Records from a data collection
• • • • • • •

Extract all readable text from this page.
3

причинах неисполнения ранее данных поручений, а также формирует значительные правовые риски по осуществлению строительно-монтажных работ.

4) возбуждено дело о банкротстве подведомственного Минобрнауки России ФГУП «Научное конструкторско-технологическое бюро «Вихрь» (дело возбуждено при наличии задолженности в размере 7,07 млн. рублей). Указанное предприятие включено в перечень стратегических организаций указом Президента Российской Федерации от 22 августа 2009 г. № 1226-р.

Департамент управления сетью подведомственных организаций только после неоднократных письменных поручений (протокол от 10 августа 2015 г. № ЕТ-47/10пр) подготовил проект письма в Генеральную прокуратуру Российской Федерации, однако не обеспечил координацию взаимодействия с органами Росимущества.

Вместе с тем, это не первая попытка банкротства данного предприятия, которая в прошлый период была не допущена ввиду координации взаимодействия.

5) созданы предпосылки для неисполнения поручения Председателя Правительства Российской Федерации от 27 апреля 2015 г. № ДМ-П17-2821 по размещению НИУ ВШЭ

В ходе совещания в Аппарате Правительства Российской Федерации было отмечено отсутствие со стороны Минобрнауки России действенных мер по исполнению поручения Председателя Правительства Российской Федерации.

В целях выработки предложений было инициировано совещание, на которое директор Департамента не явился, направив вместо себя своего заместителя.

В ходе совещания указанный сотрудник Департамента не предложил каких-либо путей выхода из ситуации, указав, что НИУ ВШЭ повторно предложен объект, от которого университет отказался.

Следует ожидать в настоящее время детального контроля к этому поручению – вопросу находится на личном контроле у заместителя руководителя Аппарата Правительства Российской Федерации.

• • • • • • •

* _TASK BRIEF_: Copy out each line above, character for character.

* _WRITTEN RESPONSE_:
Extract all readable text from this page.
3

причинах неисполнения ранее данных поручений, а также формирует значительные правовые риски по осуществлению строительно-монтажных работ.

4) возбуждено дело о банкротстве подведомственного Минобрнауки России ФГУП «Научное конструкторско-технологическое бюро «Вихрь» (дело возбуждено при наличии задолженности в размере 7,07 млн. рублей). Указанное предприятие включено в перечень стратегических организаций указом Президента Российской Федерации от 22 августа 2009 г. № 1226-р.

Департамент управления сетью подведомственных организаций только после неоднократных письменных поручений (протокол от 10 августа 2015 г. № ЕТ-47/10пр) подготовил проект письма в Генеральную прокуратуру Российской Федерации, однако не обеспечил координацию взаимодействия с органами Росимущества.

Вместе с тем, это не первая попытка банкротства данного предприятия, которая в прошлый период была не допущена ввиду координации взаимодействия.

5) созданы предпосылки для неисполнения поручения Председателя Правительства Российской Федерации от 27 апреля 2015 г. № ДМ-П17-2821 по размещению НИУ ВШЭ

В ходе совещания в Аппарате Правительства Российской Федерации было отмечено отсутствие со стороны Минобрнауки России действенных мер по исполнению поручения Председателя Правительства Российской Федерации.

В целях выработки предложений было инициировано совещание, на которое директор Департамента не явился, направив вместо себя своего заместителя.

В ходе совещания указанный сотрудник Департамента не предложил каких-либо путей выхода из ситуации, указав, что НИУ ВШЭ повторно предложен объект, от которого университет отказался.

Следует ожидать в настоящее время детального контроля к этому поручению – вопросу находится на личном контроле у заместителя руководителя Аппарата Правительства Российской Федерации.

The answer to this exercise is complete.